─── DATASET ───

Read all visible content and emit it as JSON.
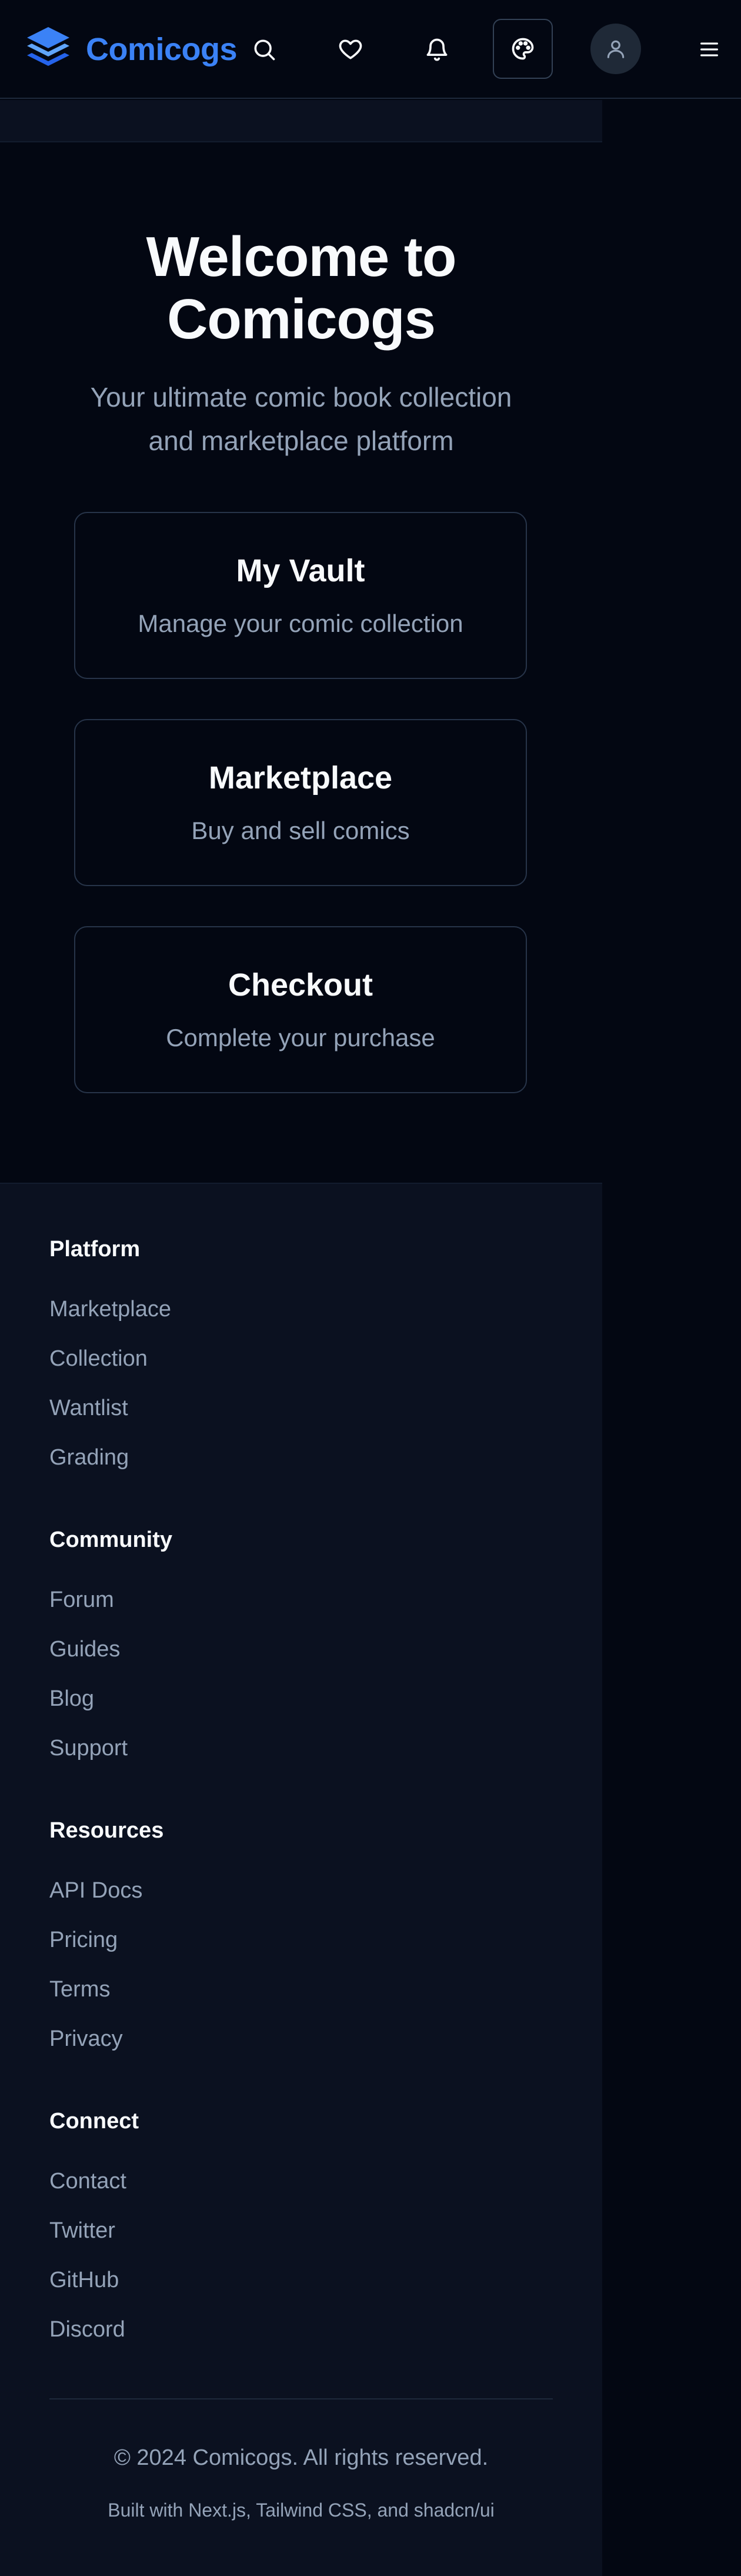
{
  "header": {
    "brand": "Comicogs",
    "icons": [
      "layers-logo-icon",
      "search-icon",
      "heart-icon",
      "bell-icon",
      "palette-icon",
      "user-icon",
      "menu-icon"
    ]
  },
  "hero": {
    "title": "Welcome to Comicogs",
    "subtitle": "Your ultimate comic book collection and marketplace platform"
  },
  "cards": [
    {
      "title": "My Vault",
      "description": "Manage your comic collection"
    },
    {
      "title": "Marketplace",
      "description": "Buy and sell comics"
    },
    {
      "title": "Checkout",
      "description": "Complete your purchase"
    }
  ],
  "footer": {
    "sections": [
      {
        "heading": "Platform",
        "links": [
          "Marketplace",
          "Collection",
          "Wantlist",
          "Grading"
        ]
      },
      {
        "heading": "Community",
        "links": [
          "Forum",
          "Guides",
          "Blog",
          "Support"
        ]
      },
      {
        "heading": "Resources",
        "links": [
          "API Docs",
          "Pricing",
          "Terms",
          "Privacy"
        ]
      },
      {
        "heading": "Connect",
        "links": [
          "Contact",
          "Twitter",
          "GitHub",
          "Discord"
        ]
      }
    ],
    "copyright": "© 2024 Comicogs. All rights reserved.",
    "built_with": "Built with Next.js, Tailwind CSS, and shadcn/ui"
  },
  "colors": {
    "brand": "#3b82f6",
    "background": "#030712",
    "surface": "#0b1120",
    "border": "#273449",
    "text": "#f8fafc",
    "muted": "#94a3b8"
  }
}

───

THE PROBLEM
Exactly as written, return every line of the listing, but not the pictures.

RESULT OF THIS TASK
Read all visible content and emit it as JSON.
{
  "header": {
    "brand": "Comicogs",
    "icons": [
      "layers-logo-icon",
      "search-icon",
      "heart-icon",
      "bell-icon",
      "palette-icon",
      "user-icon",
      "menu-icon"
    ]
  },
  "hero": {
    "title": "Welcome to Comicogs",
    "subtitle": "Your ultimate comic book collection and marketplace platform"
  },
  "cards": [
    {
      "title": "My Vault",
      "description": "Manage your comic collection"
    },
    {
      "title": "Marketplace",
      "description": "Buy and sell comics"
    },
    {
      "title": "Checkout",
      "description": "Complete your purchase"
    }
  ],
  "footer": {
    "sections": [
      {
        "heading": "Platform",
        "links": [
          "Marketplace",
          "Collection",
          "Wantlist",
          "Grading"
        ]
      },
      {
        "heading": "Community",
        "links": [
          "Forum",
          "Guides",
          "Blog",
          "Support"
        ]
      },
      {
        "heading": "Resources",
        "links": [
          "API Docs",
          "Pricing",
          "Terms",
          "Privacy"
        ]
      },
      {
        "heading": "Connect",
        "links": [
          "Contact",
          "Twitter",
          "GitHub",
          "Discord"
        ]
      }
    ],
    "copyright": "© 2024 Comicogs. All rights reserved.",
    "built_with": "Built with Next.js, Tailwind CSS, and shadcn/ui"
  },
  "colors": {
    "brand": "#3b82f6",
    "background": "#030712",
    "surface": "#0b1120",
    "border": "#273449",
    "text": "#f8fafc",
    "muted": "#94a3b8"
  }
}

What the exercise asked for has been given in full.